>>>>

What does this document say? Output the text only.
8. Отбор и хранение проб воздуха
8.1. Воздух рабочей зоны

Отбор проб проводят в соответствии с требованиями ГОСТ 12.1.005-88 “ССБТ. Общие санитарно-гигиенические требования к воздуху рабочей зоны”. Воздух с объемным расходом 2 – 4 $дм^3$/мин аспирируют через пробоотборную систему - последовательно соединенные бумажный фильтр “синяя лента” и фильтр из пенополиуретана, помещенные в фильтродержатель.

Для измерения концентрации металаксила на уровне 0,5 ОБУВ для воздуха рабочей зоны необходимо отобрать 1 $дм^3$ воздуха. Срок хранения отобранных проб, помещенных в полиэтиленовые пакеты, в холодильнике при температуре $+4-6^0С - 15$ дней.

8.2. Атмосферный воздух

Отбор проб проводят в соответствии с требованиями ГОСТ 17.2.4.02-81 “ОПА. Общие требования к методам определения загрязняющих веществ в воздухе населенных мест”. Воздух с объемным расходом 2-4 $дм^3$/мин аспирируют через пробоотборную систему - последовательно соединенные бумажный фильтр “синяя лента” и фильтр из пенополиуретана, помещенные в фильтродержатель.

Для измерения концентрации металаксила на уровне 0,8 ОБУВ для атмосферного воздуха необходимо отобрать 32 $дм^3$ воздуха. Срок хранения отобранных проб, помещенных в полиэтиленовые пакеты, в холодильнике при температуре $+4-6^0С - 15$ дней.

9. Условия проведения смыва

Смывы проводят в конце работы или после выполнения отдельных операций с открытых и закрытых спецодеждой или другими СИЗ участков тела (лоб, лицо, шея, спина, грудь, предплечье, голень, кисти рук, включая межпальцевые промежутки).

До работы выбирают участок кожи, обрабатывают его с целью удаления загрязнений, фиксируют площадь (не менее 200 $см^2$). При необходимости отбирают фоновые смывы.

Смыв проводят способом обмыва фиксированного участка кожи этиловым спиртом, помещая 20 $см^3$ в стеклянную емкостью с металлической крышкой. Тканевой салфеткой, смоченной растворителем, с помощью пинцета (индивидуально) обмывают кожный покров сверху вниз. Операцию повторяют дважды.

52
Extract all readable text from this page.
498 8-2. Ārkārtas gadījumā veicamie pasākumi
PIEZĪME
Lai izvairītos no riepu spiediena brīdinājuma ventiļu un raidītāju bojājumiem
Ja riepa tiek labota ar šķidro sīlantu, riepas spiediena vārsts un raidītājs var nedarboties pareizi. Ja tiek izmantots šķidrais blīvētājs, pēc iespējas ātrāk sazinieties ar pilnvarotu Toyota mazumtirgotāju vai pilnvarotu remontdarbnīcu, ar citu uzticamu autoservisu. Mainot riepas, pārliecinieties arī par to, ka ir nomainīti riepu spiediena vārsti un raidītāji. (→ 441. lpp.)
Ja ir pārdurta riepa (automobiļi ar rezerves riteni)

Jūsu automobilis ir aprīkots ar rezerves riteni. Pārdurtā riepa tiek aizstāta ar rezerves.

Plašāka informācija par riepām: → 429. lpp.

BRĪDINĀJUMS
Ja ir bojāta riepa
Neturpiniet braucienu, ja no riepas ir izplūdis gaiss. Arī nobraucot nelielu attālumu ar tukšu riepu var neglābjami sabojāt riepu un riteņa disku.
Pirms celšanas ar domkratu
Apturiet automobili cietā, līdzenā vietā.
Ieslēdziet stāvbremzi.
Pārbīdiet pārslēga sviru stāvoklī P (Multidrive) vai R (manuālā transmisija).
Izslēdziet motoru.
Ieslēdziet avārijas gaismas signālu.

<<<<

▶ **WRITTEN PROBLEM**:
Copy out every line from the material above in which the word "text" appears.

▶ **ANSWER TO THE PROBLEM**:
What does this document say? Output the text only.
Extract all readable text from this page.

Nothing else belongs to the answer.